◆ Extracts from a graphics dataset
..............................
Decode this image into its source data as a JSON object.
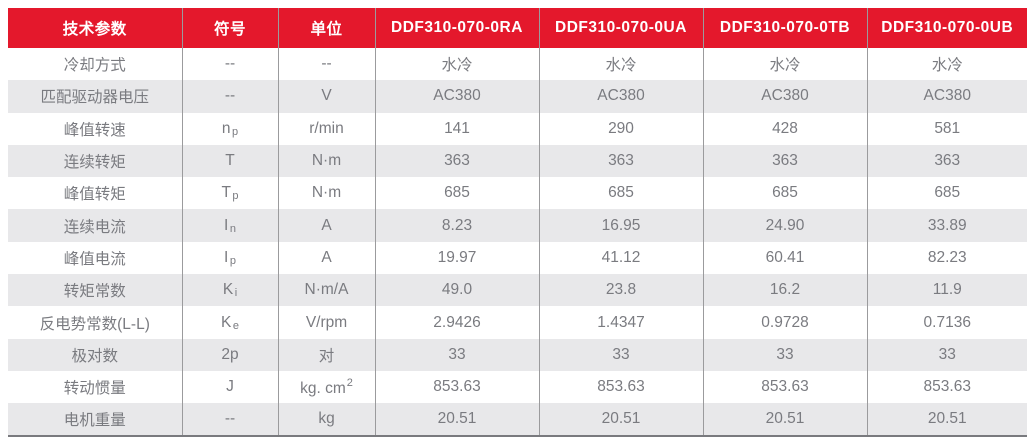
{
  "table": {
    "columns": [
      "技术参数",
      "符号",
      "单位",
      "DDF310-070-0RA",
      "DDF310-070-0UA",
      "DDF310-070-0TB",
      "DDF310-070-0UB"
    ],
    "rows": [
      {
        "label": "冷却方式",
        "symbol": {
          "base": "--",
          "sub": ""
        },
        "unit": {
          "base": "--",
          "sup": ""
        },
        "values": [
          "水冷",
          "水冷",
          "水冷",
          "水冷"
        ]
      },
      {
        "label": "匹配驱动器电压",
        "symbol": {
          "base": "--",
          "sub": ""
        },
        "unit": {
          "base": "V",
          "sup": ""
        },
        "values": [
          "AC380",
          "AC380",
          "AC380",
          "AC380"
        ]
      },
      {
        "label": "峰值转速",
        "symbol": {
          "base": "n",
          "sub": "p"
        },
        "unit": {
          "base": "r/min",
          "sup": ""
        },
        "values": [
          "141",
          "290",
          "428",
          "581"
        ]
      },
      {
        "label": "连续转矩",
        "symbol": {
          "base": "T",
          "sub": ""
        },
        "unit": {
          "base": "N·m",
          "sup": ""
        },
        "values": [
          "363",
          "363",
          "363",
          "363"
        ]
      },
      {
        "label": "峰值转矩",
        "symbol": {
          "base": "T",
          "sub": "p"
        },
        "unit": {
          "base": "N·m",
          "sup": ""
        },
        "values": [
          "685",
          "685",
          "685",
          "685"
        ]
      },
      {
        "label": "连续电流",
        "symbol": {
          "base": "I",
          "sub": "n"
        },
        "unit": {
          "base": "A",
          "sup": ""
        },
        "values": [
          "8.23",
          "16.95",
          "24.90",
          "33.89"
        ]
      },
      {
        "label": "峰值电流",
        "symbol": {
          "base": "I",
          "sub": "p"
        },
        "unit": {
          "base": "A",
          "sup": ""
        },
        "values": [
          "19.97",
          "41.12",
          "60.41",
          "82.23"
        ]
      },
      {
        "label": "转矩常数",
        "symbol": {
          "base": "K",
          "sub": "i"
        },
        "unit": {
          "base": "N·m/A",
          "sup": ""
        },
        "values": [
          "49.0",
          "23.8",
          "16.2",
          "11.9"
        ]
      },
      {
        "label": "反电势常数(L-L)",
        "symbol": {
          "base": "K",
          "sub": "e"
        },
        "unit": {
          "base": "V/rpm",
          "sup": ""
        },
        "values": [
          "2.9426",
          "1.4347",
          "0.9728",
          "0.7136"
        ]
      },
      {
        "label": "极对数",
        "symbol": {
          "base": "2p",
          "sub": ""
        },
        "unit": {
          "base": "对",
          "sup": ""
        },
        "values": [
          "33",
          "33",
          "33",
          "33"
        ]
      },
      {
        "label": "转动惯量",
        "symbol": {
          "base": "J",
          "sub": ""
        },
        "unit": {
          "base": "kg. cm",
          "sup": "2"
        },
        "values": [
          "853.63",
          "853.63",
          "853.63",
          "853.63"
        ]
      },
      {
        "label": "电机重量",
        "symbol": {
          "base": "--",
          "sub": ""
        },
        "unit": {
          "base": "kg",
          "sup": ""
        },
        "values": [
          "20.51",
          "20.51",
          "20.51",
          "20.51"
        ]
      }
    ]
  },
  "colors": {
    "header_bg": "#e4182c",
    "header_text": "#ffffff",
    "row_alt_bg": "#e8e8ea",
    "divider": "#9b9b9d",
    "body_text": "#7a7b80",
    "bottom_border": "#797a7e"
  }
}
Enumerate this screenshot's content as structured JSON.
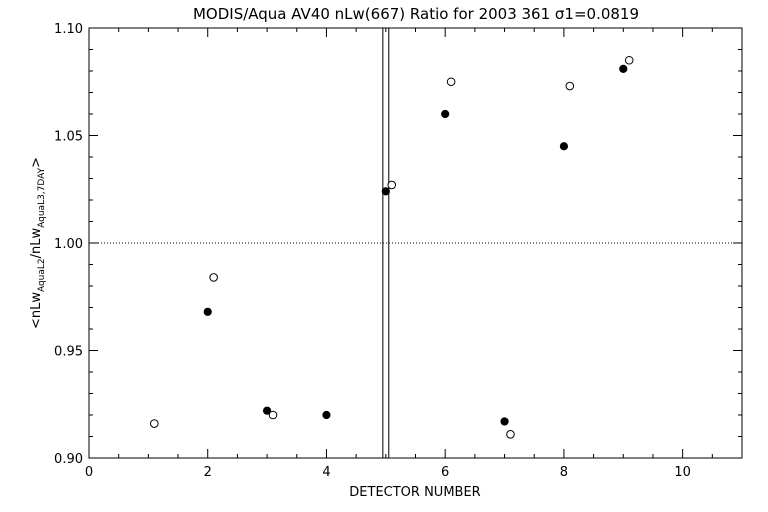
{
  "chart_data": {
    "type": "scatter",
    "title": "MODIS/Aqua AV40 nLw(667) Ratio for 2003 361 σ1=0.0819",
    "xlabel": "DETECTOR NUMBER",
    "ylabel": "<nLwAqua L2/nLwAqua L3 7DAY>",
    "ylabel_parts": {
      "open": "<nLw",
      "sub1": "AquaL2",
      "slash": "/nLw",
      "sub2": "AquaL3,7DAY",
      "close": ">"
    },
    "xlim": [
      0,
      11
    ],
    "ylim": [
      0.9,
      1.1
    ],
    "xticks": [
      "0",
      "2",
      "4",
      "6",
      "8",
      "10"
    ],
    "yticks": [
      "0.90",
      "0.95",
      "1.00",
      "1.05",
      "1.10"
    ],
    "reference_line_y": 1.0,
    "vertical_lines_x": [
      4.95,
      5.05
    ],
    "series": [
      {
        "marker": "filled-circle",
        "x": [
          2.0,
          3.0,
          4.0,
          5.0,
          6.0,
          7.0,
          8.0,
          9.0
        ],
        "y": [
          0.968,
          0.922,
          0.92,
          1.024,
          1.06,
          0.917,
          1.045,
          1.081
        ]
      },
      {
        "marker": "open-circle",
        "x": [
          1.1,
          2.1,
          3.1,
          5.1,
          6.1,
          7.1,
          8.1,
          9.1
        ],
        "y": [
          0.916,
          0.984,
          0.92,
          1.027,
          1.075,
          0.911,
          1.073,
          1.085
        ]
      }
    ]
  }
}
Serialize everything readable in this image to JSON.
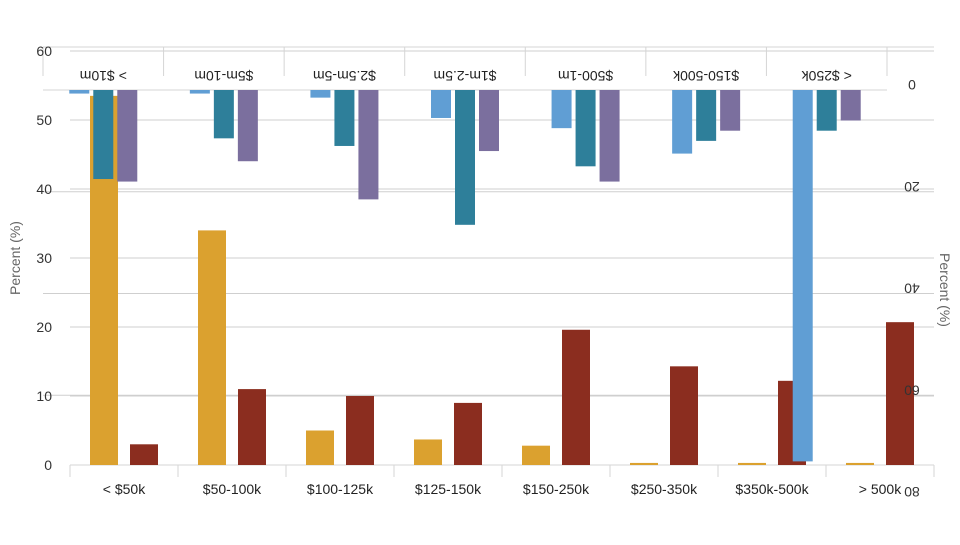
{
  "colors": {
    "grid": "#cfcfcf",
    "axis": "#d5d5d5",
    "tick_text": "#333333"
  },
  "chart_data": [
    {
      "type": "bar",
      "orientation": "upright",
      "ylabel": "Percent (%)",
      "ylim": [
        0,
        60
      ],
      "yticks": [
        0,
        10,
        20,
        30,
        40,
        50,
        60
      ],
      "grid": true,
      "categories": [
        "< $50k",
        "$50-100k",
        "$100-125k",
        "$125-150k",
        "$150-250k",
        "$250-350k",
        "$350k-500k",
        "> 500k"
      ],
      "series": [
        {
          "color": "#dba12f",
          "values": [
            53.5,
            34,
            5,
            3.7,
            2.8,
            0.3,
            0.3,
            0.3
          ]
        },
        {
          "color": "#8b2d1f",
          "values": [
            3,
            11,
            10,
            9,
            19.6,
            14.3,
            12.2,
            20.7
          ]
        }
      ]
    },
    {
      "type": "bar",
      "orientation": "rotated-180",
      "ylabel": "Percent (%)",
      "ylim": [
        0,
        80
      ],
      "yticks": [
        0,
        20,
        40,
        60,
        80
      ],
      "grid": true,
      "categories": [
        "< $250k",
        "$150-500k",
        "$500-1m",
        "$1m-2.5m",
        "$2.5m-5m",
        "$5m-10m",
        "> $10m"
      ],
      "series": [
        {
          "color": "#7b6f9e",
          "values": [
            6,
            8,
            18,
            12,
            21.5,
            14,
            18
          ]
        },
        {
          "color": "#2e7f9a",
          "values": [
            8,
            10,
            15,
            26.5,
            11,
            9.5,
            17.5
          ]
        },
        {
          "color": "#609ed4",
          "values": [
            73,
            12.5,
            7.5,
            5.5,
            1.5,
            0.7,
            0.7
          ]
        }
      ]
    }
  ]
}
..............................
◆ SET TASK
Work out how many lines in the entries hold the string "image". Your answer should consist solely of that number.

◆ RESPONSE
2